┌─ Material supplied

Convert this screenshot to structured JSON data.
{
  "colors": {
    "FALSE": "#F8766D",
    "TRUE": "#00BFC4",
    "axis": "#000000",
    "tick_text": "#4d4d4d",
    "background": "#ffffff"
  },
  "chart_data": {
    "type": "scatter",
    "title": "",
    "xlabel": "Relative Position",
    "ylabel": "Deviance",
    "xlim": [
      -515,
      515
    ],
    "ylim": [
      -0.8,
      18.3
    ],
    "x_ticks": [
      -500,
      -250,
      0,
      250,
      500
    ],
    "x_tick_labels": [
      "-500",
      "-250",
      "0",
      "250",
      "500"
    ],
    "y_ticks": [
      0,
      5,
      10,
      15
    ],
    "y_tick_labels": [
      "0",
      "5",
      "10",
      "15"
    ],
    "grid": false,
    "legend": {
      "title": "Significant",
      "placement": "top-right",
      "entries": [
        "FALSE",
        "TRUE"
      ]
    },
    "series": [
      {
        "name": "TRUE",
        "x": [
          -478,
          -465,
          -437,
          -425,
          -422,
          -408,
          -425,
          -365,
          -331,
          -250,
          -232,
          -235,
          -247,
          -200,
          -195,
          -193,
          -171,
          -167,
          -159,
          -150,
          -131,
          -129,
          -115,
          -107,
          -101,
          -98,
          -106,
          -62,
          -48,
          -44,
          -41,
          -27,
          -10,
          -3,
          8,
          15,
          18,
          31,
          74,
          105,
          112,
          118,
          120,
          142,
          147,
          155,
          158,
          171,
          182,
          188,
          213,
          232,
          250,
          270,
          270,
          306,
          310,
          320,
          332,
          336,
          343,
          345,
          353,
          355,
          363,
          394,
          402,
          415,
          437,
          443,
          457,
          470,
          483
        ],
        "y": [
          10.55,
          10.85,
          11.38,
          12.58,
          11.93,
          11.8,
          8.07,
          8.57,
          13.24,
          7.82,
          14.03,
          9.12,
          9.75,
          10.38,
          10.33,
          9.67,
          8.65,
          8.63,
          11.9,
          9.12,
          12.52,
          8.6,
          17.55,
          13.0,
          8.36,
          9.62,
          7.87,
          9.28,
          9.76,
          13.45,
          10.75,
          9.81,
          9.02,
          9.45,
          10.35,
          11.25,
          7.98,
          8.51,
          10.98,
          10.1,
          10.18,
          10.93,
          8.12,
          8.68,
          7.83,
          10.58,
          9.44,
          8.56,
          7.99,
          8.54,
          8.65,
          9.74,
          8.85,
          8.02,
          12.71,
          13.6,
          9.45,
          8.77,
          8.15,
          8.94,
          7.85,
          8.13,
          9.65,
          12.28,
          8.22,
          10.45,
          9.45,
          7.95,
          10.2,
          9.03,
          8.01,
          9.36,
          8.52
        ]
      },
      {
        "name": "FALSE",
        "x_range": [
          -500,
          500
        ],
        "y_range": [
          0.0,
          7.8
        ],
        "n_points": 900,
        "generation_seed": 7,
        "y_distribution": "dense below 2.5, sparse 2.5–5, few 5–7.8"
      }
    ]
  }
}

└─
┌─ Material supplied

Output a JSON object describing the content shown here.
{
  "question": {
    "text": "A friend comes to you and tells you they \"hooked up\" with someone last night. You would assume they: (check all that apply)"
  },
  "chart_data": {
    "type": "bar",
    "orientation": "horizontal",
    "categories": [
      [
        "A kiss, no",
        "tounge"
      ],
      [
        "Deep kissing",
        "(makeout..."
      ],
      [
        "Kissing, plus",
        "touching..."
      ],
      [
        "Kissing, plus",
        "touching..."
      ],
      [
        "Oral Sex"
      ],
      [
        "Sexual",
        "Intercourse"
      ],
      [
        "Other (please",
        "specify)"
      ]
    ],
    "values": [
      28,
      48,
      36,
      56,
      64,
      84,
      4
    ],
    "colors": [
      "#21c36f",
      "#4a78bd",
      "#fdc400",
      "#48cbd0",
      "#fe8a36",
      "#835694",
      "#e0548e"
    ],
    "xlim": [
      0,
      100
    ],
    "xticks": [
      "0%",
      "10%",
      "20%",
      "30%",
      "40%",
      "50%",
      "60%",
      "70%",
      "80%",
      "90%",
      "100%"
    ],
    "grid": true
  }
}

└─

Work to complete — Tally the lines in the entries above that hold the word "JSON". Reply with nothing but that count.

Correct result — 2